▶ Aim of the exercise
Your task is to transcribe all of the records exactly and leave out the pictures.

▶ Supplied records
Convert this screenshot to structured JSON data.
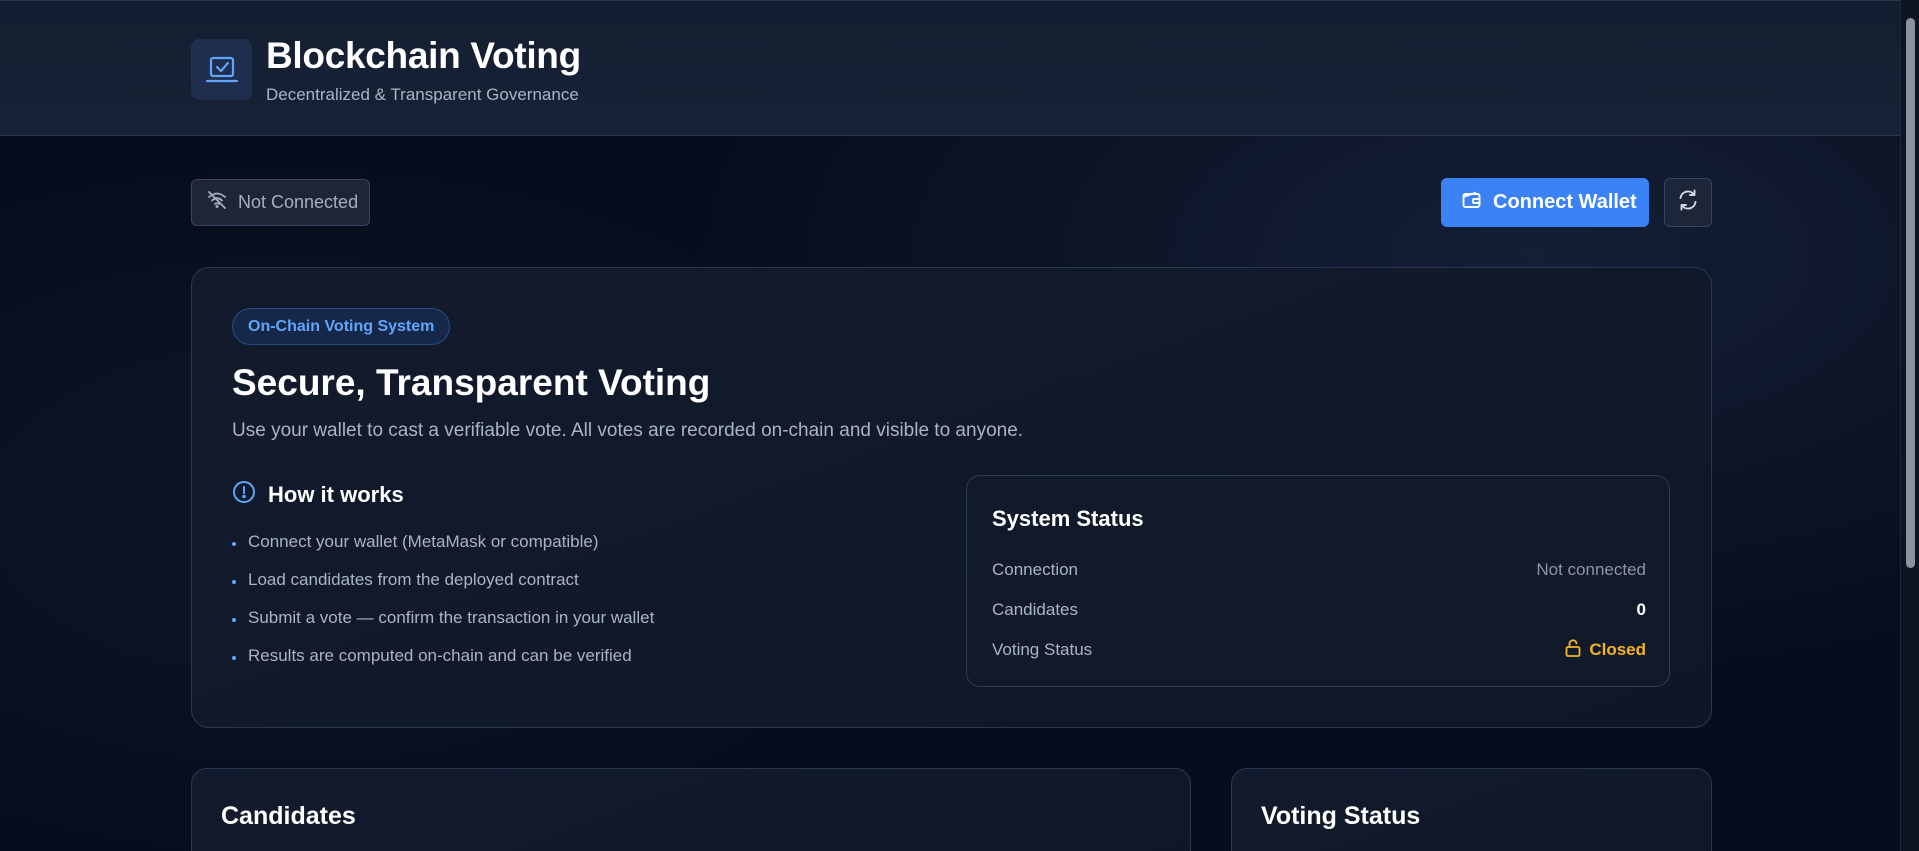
{
  "header": {
    "title": "Blockchain Voting",
    "subtitle": "Decentralized & Transparent Governance",
    "logo_icon": "ballot-laptop-icon"
  },
  "toolbar": {
    "connection_status": "Not Connected",
    "connection_icon": "wifi-off-icon",
    "connect_label": "Connect Wallet",
    "connect_icon": "wallet-icon",
    "refresh_icon": "refresh-icon"
  },
  "hero": {
    "tag": "On-Chain Voting System",
    "title": "Secure, Transparent Voting",
    "description": "Use your wallet to cast a verifiable vote. All votes are recorded on-chain and visible to anyone.",
    "how_title": "How it works",
    "how_icon": "info-circle-icon",
    "steps": [
      "Connect your wallet (MetaMask or compatible)",
      "Load candidates from the deployed contract",
      "Submit a vote — confirm the transaction in your wallet",
      "Results are computed on-chain and can be verified"
    ]
  },
  "system_status": {
    "title": "System Status",
    "rows": [
      {
        "label": "Connection",
        "value": "Not connected"
      },
      {
        "label": "Candidates",
        "value": "0"
      },
      {
        "label": "Voting Status",
        "value": "Closed"
      }
    ],
    "status_icon": "lock-open-icon"
  },
  "sections": {
    "candidates_title": "Candidates",
    "voting_status_title": "Voting Status"
  },
  "colors": {
    "accent": "#3b82f6",
    "tag_text": "#60a5fa",
    "warning": "#f5b323",
    "background": "#070d1c"
  }
}
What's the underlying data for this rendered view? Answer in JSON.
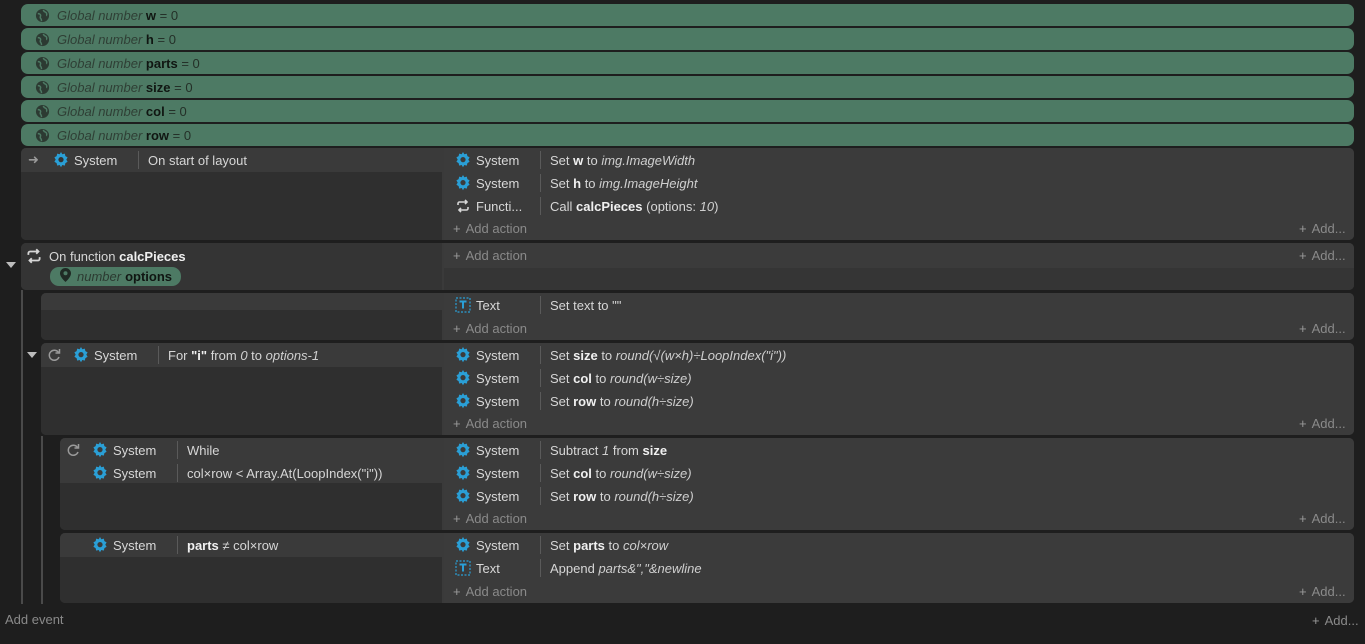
{
  "globals": [
    {
      "prefix": "Global number",
      "name": "w",
      "suffix": "= 0"
    },
    {
      "prefix": "Global number",
      "name": "h",
      "suffix": "= 0"
    },
    {
      "prefix": "Global number",
      "name": "parts",
      "suffix": "= 0"
    },
    {
      "prefix": "Global number",
      "name": "size",
      "suffix": "= 0"
    },
    {
      "prefix": "Global number",
      "name": "col",
      "suffix": "= 0"
    },
    {
      "prefix": "Global number",
      "name": "row",
      "suffix": "= 0"
    }
  ],
  "labels": {
    "add_action": "Add action",
    "add": "Add...",
    "add_event": "Add event"
  },
  "ev1": {
    "cond": {
      "object": "System",
      "text": "On start of layout"
    },
    "actions": [
      {
        "object": "System",
        "a": "Set ",
        "b": "w",
        "c": " to ",
        "i": "img.ImageWidth",
        "d": ""
      },
      {
        "object": "System",
        "a": "Set ",
        "b": "h",
        "c": " to ",
        "i": "img.ImageHeight",
        "d": ""
      },
      {
        "object": "Functi...",
        "a": "Call ",
        "b": "calcPieces",
        "c": " (options: ",
        "i": "10",
        "d": ")"
      }
    ]
  },
  "func": {
    "prefix": "On function ",
    "name": "calcPieces",
    "param_type": "number",
    "param_name": "options"
  },
  "ev_text": {
    "actions": [
      {
        "object": "Text",
        "text": "Set text to \"\""
      }
    ]
  },
  "ev_for": {
    "cond": {
      "object": "System",
      "pre": "For ",
      "q": "\"i\"",
      "mid": " from ",
      "from": "0",
      "to_label": " to ",
      "to": "options-1"
    },
    "actions": [
      {
        "object": "System",
        "a": "Set ",
        "b": "size",
        "c": " to ",
        "i": "round(√(w×h)÷LoopIndex(\"i\"))",
        "d": ""
      },
      {
        "object": "System",
        "a": "Set ",
        "b": "col",
        "c": " to ",
        "i": "round(w÷size)",
        "d": ""
      },
      {
        "object": "System",
        "a": "Set ",
        "b": "row",
        "c": " to ",
        "i": "round(h÷size)",
        "d": ""
      }
    ]
  },
  "ev_while": {
    "conds": [
      {
        "object": "System",
        "text": "While"
      },
      {
        "object": "System",
        "text": "col×row < Array.At(LoopIndex(\"i\"))"
      }
    ],
    "actions": [
      {
        "object": "System",
        "a": "Subtract ",
        "b": "",
        "c": "",
        "i": "1",
        "d": " from ",
        "e": "size"
      },
      {
        "object": "System",
        "a": "Set ",
        "b": "col",
        "c": " to ",
        "i": "round(w÷size)",
        "d": "",
        "e": ""
      },
      {
        "object": "System",
        "a": "Set ",
        "b": "row",
        "c": " to ",
        "i": "round(h÷size)",
        "d": "",
        "e": ""
      }
    ]
  },
  "ev_parts": {
    "cond": {
      "object": "System",
      "b": "parts",
      "rest": " ≠ col×row"
    },
    "actions": [
      {
        "object": "System",
        "a": "Set ",
        "b": "parts",
        "c": " to ",
        "i": "col×row",
        "d": ""
      },
      {
        "object": "Text",
        "a": "Append ",
        "b": "",
        "c": "",
        "i": "parts&\",\"&newline",
        "d": ""
      }
    ]
  }
}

▶ Exercise response
Convert this screenshot to structured JSON data.
{
  "header": {
    "title": "Blockchain Voting",
    "subtitle": "Decentralized & Transparent Governance",
    "logo_icon": "ballot-laptop-icon"
  },
  "toolbar": {
    "connection_status": "Not Connected",
    "connection_icon": "wifi-off-icon",
    "connect_label": "Connect Wallet",
    "connect_icon": "wallet-icon",
    "refresh_icon": "refresh-icon"
  },
  "hero": {
    "tag": "On-Chain Voting System",
    "title": "Secure, Transparent Voting",
    "description": "Use your wallet to cast a verifiable vote. All votes are recorded on-chain and visible to anyone.",
    "how_title": "How it works",
    "how_icon": "info-circle-icon",
    "steps": [
      "Connect your wallet (MetaMask or compatible)",
      "Load candidates from the deployed contract",
      "Submit a vote — confirm the transaction in your wallet",
      "Results are computed on-chain and can be verified"
    ]
  },
  "system_status": {
    "title": "System Status",
    "rows": [
      {
        "label": "Connection",
        "value": "Not connected"
      },
      {
        "label": "Candidates",
        "value": "0"
      },
      {
        "label": "Voting Status",
        "value": "Closed"
      }
    ],
    "status_icon": "lock-open-icon"
  },
  "sections": {
    "candidates_title": "Candidates",
    "voting_status_title": "Voting Status"
  },
  "colors": {
    "accent": "#3b82f6",
    "tag_text": "#60a5fa",
    "warning": "#f5b323",
    "background": "#070d1c"
  }
}
What's the underlying data for this rendered view? Answer in JSON.
{
  "globals": [
    {
      "prefix": "Global number",
      "name": "w",
      "suffix": "= 0"
    },
    {
      "prefix": "Global number",
      "name": "h",
      "suffix": "= 0"
    },
    {
      "prefix": "Global number",
      "name": "parts",
      "suffix": "= 0"
    },
    {
      "prefix": "Global number",
      "name": "size",
      "suffix": "= 0"
    },
    {
      "prefix": "Global number",
      "name": "col",
      "suffix": "= 0"
    },
    {
      "prefix": "Global number",
      "name": "row",
      "suffix": "= 0"
    }
  ],
  "labels": {
    "add_action": "Add action",
    "add": "Add...",
    "add_event": "Add event"
  },
  "ev1": {
    "cond": {
      "object": "System",
      "text": "On start of layout"
    },
    "actions": [
      {
        "object": "System",
        "a": "Set ",
        "b": "w",
        "c": " to ",
        "i": "img.ImageWidth",
        "d": ""
      },
      {
        "object": "System",
        "a": "Set ",
        "b": "h",
        "c": " to ",
        "i": "img.ImageHeight",
        "d": ""
      },
      {
        "object": "Functi...",
        "a": "Call ",
        "b": "calcPieces",
        "c": " (options: ",
        "i": "10",
        "d": ")"
      }
    ]
  },
  "func": {
    "prefix": "On function ",
    "name": "calcPieces",
    "param_type": "number",
    "param_name": "options"
  },
  "ev_text": {
    "actions": [
      {
        "object": "Text",
        "text": "Set text to \"\""
      }
    ]
  },
  "ev_for": {
    "cond": {
      "object": "System",
      "pre": "For ",
      "q": "\"i\"",
      "mid": " from ",
      "from": "0",
      "to_label": " to ",
      "to": "options-1"
    },
    "actions": [
      {
        "object": "System",
        "a": "Set ",
        "b": "size",
        "c": " to ",
        "i": "round(√(w×h)÷LoopIndex(\"i\"))",
        "d": ""
      },
      {
        "object": "System",
        "a": "Set ",
        "b": "col",
        "c": " to ",
        "i": "round(w÷size)",
        "d": ""
      },
      {
        "object": "System",
        "a": "Set ",
        "b": "row",
        "c": " to ",
        "i": "round(h÷size)",
        "d": ""
      }
    ]
  },
  "ev_while": {
    "conds": [
      {
        "object": "System",
        "text": "While"
      },
      {
        "object": "System",
        "text": "col×row < Array.At(LoopIndex(\"i\"))"
      }
    ],
    "actions": [
      {
        "object": "System",
        "a": "Subtract ",
        "b": "",
        "c": "",
        "i": "1",
        "d": " from ",
        "e": "size"
      },
      {
        "object": "System",
        "a": "Set ",
        "b": "col",
        "c": " to ",
        "i": "round(w÷size)",
        "d": "",
        "e": ""
      },
      {
        "object": "System",
        "a": "Set ",
        "b": "row",
        "c": " to ",
        "i": "round(h÷size)",
        "d": "",
        "e": ""
      }
    ]
  },
  "ev_parts": {
    "cond": {
      "object": "System",
      "b": "parts",
      "rest": " ≠ col×row"
    },
    "actions": [
      {
        "object": "System",
        "a": "Set ",
        "b": "parts",
        "c": " to ",
        "i": "col×row",
        "d": ""
      },
      {
        "object": "Text",
        "a": "Append ",
        "b": "",
        "c": "",
        "i": "parts&\",\"&newline",
        "d": ""
      }
    ]
  }
}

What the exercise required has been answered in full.